■ Exercise ■
Carry none of the pictures over; set down the material below exactly.
====
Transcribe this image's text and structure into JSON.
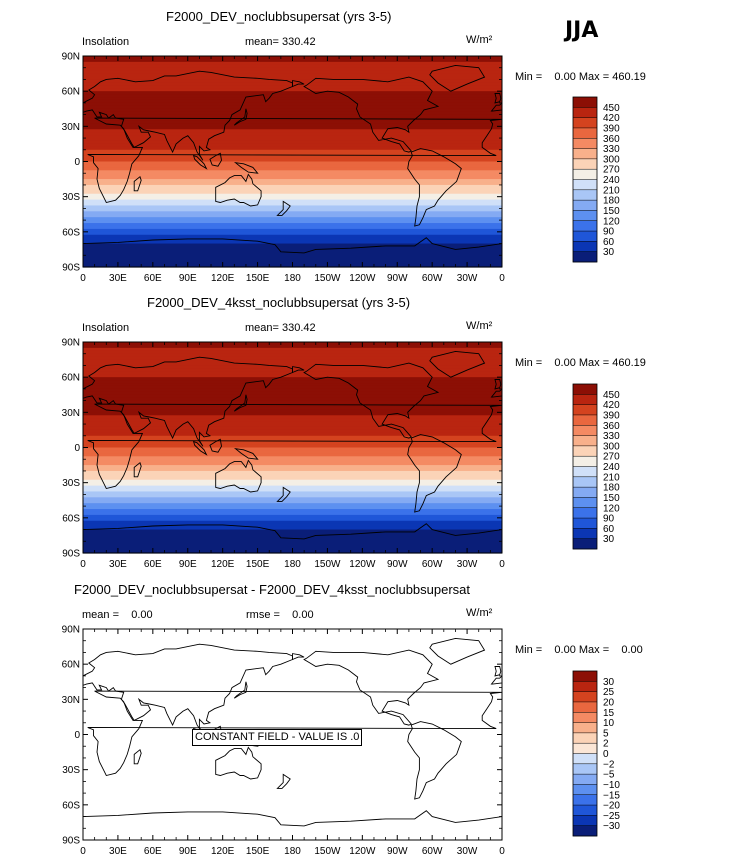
{
  "season": "JJA",
  "units": "W/m²",
  "panels": [
    {
      "title": "F2000_DEV_noclubbsupersat (yrs 3-5)",
      "left_label": "Insolation",
      "stat1_label": "mean=",
      "stat1_value": "330.42",
      "stat2_label": "",
      "stat2_value": "",
      "min_max": "Min =    0.00 Max = 460.19",
      "overlay_text": "",
      "field": "insolation"
    },
    {
      "title": "F2000_DEV_4ksst_noclubbsupersat (yrs 3-5)",
      "left_label": "Insolation",
      "stat1_label": "mean=",
      "stat1_value": "330.42",
      "stat2_label": "",
      "stat2_value": "",
      "min_max": "Min =    0.00 Max = 460.19",
      "overlay_text": "",
      "field": "insolation"
    },
    {
      "title": "F2000_DEV_noclubbsupersat - F2000_DEV_4ksst_noclubbsupersat",
      "left_label": "",
      "stat1_label": "mean =",
      "stat1_value": "0.00",
      "stat2_label": "rmse =",
      "stat2_value": "0.00",
      "min_max": "Min =    0.00 Max =    0.00",
      "overlay_text": "CONSTANT FIELD - VALUE IS .0",
      "field": "constant"
    }
  ],
  "axes": {
    "x_ticks": [
      "0",
      "30E",
      "60E",
      "90E",
      "120E",
      "150E",
      "180",
      "150W",
      "120W",
      "90W",
      "60W",
      "30W",
      "0"
    ],
    "y_ticks": [
      "90N",
      "60N",
      "30N",
      "0",
      "30S",
      "60S",
      "90S"
    ],
    "y_values": [
      90,
      60,
      30,
      0,
      -30,
      -60,
      -90
    ]
  },
  "colorbars": [
    {
      "labels": [
        "450",
        "420",
        "390",
        "360",
        "330",
        "300",
        "270",
        "240",
        "210",
        "180",
        "150",
        "120",
        "90",
        "60",
        "30"
      ]
    },
    {
      "labels": [
        "450",
        "420",
        "390",
        "360",
        "330",
        "300",
        "270",
        "240",
        "210",
        "180",
        "150",
        "120",
        "90",
        "60",
        "30"
      ]
    },
    {
      "labels": [
        "30",
        "25",
        "20",
        "15",
        "10",
        "5",
        "2",
        "0",
        "−2",
        "−5",
        "−10",
        "−15",
        "−20",
        "−25",
        "−30"
      ]
    }
  ],
  "chart_data": [
    {
      "type": "heatmap",
      "title": "F2000_DEV_noclubbsupersat (yrs 3-5)",
      "variable": "Insolation",
      "season": "JJA",
      "units": "W/m2",
      "mean": 330.42,
      "min": 0.0,
      "max": 460.19,
      "contour_levels": [
        30,
        60,
        90,
        120,
        150,
        180,
        210,
        240,
        270,
        300,
        330,
        360,
        390,
        420,
        450
      ],
      "zonal_profile": {
        "lat": [
          90,
          75,
          60,
          45,
          30,
          15,
          0,
          -15,
          -30,
          -45,
          -60,
          -75,
          -90
        ],
        "value": [
          455,
          440,
          450,
          460,
          455,
          430,
          395,
          330,
          255,
          165,
          75,
          10,
          0
        ]
      },
      "xlim": [
        0,
        360
      ],
      "ylim": [
        -90,
        90
      ]
    },
    {
      "type": "heatmap",
      "title": "F2000_DEV_4ksst_noclubbsupersat (yrs 3-5)",
      "variable": "Insolation",
      "season": "JJA",
      "units": "W/m2",
      "mean": 330.42,
      "min": 0.0,
      "max": 460.19,
      "contour_levels": [
        30,
        60,
        90,
        120,
        150,
        180,
        210,
        240,
        270,
        300,
        330,
        360,
        390,
        420,
        450
      ],
      "zonal_profile": {
        "lat": [
          90,
          75,
          60,
          45,
          30,
          15,
          0,
          -15,
          -30,
          -45,
          -60,
          -75,
          -90
        ],
        "value": [
          455,
          440,
          450,
          460,
          455,
          430,
          395,
          330,
          255,
          165,
          75,
          10,
          0
        ]
      },
      "xlim": [
        0,
        360
      ],
      "ylim": [
        -90,
        90
      ]
    },
    {
      "type": "heatmap",
      "title": "F2000_DEV_noclubbsupersat - F2000_DEV_4ksst_noclubbsupersat",
      "units": "W/m2",
      "mean": 0.0,
      "rmse": 0.0,
      "min": 0.0,
      "max": 0.0,
      "contour_levels": [
        -30,
        -25,
        -20,
        -15,
        -10,
        -5,
        -2,
        0,
        2,
        5,
        10,
        15,
        20,
        25,
        30
      ],
      "constant_value": 0.0,
      "xlim": [
        0,
        360
      ],
      "ylim": [
        -90,
        90
      ]
    }
  ],
  "palette": {
    "insolation": [
      "#0a1e78",
      "#0b36b4",
      "#1f56d8",
      "#3b72ea",
      "#5d90f0",
      "#84aaf3",
      "#a9c6f6",
      "#d0e0f8",
      "#f4efe6",
      "#fbd3b7",
      "#f8b08b",
      "#f48a63",
      "#e9673f",
      "#d4431f",
      "#b92510",
      "#8c0f05"
    ],
    "difference": [
      "#0a1e78",
      "#0b36b4",
      "#1f56d8",
      "#3b72ea",
      "#5d90f0",
      "#84aaf3",
      "#a9c6f6",
      "#d0e0f8",
      "#fbe6d6",
      "#fbd3b7",
      "#f8b08b",
      "#f48a63",
      "#e9673f",
      "#d4431f",
      "#b92510",
      "#8c0f05"
    ]
  }
}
====
■ Exercise output ■
Transcribe this image's text and structure into JSON.
{
  "season": "JJA",
  "units": "W/m²",
  "panels": [
    {
      "title": "F2000_DEV_noclubbsupersat (yrs 3-5)",
      "left_label": "Insolation",
      "stat1_label": "mean=",
      "stat1_value": "330.42",
      "stat2_label": "",
      "stat2_value": "",
      "min_max": "Min =    0.00 Max = 460.19",
      "overlay_text": "",
      "field": "insolation"
    },
    {
      "title": "F2000_DEV_4ksst_noclubbsupersat (yrs 3-5)",
      "left_label": "Insolation",
      "stat1_label": "mean=",
      "stat1_value": "330.42",
      "stat2_label": "",
      "stat2_value": "",
      "min_max": "Min =    0.00 Max = 460.19",
      "overlay_text": "",
      "field": "insolation"
    },
    {
      "title": "F2000_DEV_noclubbsupersat - F2000_DEV_4ksst_noclubbsupersat",
      "left_label": "",
      "stat1_label": "mean =",
      "stat1_value": "0.00",
      "stat2_label": "rmse =",
      "stat2_value": "0.00",
      "min_max": "Min =    0.00 Max =    0.00",
      "overlay_text": "CONSTANT FIELD - VALUE IS .0",
      "field": "constant"
    }
  ],
  "axes": {
    "x_ticks": [
      "0",
      "30E",
      "60E",
      "90E",
      "120E",
      "150E",
      "180",
      "150W",
      "120W",
      "90W",
      "60W",
      "30W",
      "0"
    ],
    "y_ticks": [
      "90N",
      "60N",
      "30N",
      "0",
      "30S",
      "60S",
      "90S"
    ],
    "y_values": [
      90,
      60,
      30,
      0,
      -30,
      -60,
      -90
    ]
  },
  "colorbars": [
    {
      "labels": [
        "450",
        "420",
        "390",
        "360",
        "330",
        "300",
        "270",
        "240",
        "210",
        "180",
        "150",
        "120",
        "90",
        "60",
        "30"
      ]
    },
    {
      "labels": [
        "450",
        "420",
        "390",
        "360",
        "330",
        "300",
        "270",
        "240",
        "210",
        "180",
        "150",
        "120",
        "90",
        "60",
        "30"
      ]
    },
    {
      "labels": [
        "30",
        "25",
        "20",
        "15",
        "10",
        "5",
        "2",
        "0",
        "−2",
        "−5",
        "−10",
        "−15",
        "−20",
        "−25",
        "−30"
      ]
    }
  ],
  "chart_data": [
    {
      "type": "heatmap",
      "title": "F2000_DEV_noclubbsupersat (yrs 3-5)",
      "variable": "Insolation",
      "season": "JJA",
      "units": "W/m2",
      "mean": 330.42,
      "min": 0.0,
      "max": 460.19,
      "contour_levels": [
        30,
        60,
        90,
        120,
        150,
        180,
        210,
        240,
        270,
        300,
        330,
        360,
        390,
        420,
        450
      ],
      "zonal_profile": {
        "lat": [
          90,
          75,
          60,
          45,
          30,
          15,
          0,
          -15,
          -30,
          -45,
          -60,
          -75,
          -90
        ],
        "value": [
          455,
          440,
          450,
          460,
          455,
          430,
          395,
          330,
          255,
          165,
          75,
          10,
          0
        ]
      },
      "xlim": [
        0,
        360
      ],
      "ylim": [
        -90,
        90
      ]
    },
    {
      "type": "heatmap",
      "title": "F2000_DEV_4ksst_noclubbsupersat (yrs 3-5)",
      "variable": "Insolation",
      "season": "JJA",
      "units": "W/m2",
      "mean": 330.42,
      "min": 0.0,
      "max": 460.19,
      "contour_levels": [
        30,
        60,
        90,
        120,
        150,
        180,
        210,
        240,
        270,
        300,
        330,
        360,
        390,
        420,
        450
      ],
      "zonal_profile": {
        "lat": [
          90,
          75,
          60,
          45,
          30,
          15,
          0,
          -15,
          -30,
          -45,
          -60,
          -75,
          -90
        ],
        "value": [
          455,
          440,
          450,
          460,
          455,
          430,
          395,
          330,
          255,
          165,
          75,
          10,
          0
        ]
      },
      "xlim": [
        0,
        360
      ],
      "ylim": [
        -90,
        90
      ]
    },
    {
      "type": "heatmap",
      "title": "F2000_DEV_noclubbsupersat - F2000_DEV_4ksst_noclubbsupersat",
      "units": "W/m2",
      "mean": 0.0,
      "rmse": 0.0,
      "min": 0.0,
      "max": 0.0,
      "contour_levels": [
        -30,
        -25,
        -20,
        -15,
        -10,
        -5,
        -2,
        0,
        2,
        5,
        10,
        15,
        20,
        25,
        30
      ],
      "constant_value": 0.0,
      "xlim": [
        0,
        360
      ],
      "ylim": [
        -90,
        90
      ]
    }
  ],
  "palette": {
    "insolation": [
      "#0a1e78",
      "#0b36b4",
      "#1f56d8",
      "#3b72ea",
      "#5d90f0",
      "#84aaf3",
      "#a9c6f6",
      "#d0e0f8",
      "#f4efe6",
      "#fbd3b7",
      "#f8b08b",
      "#f48a63",
      "#e9673f",
      "#d4431f",
      "#b92510",
      "#8c0f05"
    ],
    "difference": [
      "#0a1e78",
      "#0b36b4",
      "#1f56d8",
      "#3b72ea",
      "#5d90f0",
      "#84aaf3",
      "#a9c6f6",
      "#d0e0f8",
      "#fbe6d6",
      "#fbd3b7",
      "#f8b08b",
      "#f48a63",
      "#e9673f",
      "#d4431f",
      "#b92510",
      "#8c0f05"
    ]
  }
}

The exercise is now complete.